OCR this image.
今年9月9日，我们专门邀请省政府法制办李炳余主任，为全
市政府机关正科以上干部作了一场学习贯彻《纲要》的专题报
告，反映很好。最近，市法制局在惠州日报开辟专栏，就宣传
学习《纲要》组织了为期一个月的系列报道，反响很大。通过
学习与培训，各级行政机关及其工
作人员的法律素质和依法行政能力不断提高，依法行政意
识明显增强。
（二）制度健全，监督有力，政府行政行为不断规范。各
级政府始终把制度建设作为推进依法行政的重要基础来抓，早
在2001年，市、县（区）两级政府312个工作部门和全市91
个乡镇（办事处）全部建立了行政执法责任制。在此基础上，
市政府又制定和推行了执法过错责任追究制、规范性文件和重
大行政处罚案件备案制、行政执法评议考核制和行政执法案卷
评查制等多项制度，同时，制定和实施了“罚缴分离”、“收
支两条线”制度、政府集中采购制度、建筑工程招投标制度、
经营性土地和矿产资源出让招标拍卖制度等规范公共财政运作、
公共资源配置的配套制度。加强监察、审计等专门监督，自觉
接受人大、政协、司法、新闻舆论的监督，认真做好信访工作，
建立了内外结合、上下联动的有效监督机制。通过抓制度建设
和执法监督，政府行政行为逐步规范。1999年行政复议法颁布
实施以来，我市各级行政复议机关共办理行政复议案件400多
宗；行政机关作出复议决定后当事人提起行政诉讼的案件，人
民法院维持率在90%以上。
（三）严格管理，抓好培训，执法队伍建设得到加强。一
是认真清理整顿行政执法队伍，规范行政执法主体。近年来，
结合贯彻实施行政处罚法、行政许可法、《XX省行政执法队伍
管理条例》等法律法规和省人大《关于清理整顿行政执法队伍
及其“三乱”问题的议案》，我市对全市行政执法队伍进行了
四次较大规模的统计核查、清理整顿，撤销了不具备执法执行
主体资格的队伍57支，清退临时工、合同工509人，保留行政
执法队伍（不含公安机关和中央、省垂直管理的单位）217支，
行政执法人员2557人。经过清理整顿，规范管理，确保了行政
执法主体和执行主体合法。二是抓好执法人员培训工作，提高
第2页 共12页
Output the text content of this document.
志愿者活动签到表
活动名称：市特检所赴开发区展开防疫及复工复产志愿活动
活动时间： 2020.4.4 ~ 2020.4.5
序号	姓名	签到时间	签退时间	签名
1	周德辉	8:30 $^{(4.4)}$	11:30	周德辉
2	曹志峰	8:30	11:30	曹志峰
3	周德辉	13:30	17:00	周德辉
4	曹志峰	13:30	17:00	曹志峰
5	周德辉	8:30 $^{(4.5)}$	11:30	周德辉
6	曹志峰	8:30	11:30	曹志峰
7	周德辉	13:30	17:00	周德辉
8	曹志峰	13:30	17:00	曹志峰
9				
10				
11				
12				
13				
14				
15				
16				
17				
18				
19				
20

■ ■ ■

> [REQUIREMENTS]: How many lines in the listing above contain "this"? Answer with the number alone.

> [TASK ANSWER]: 2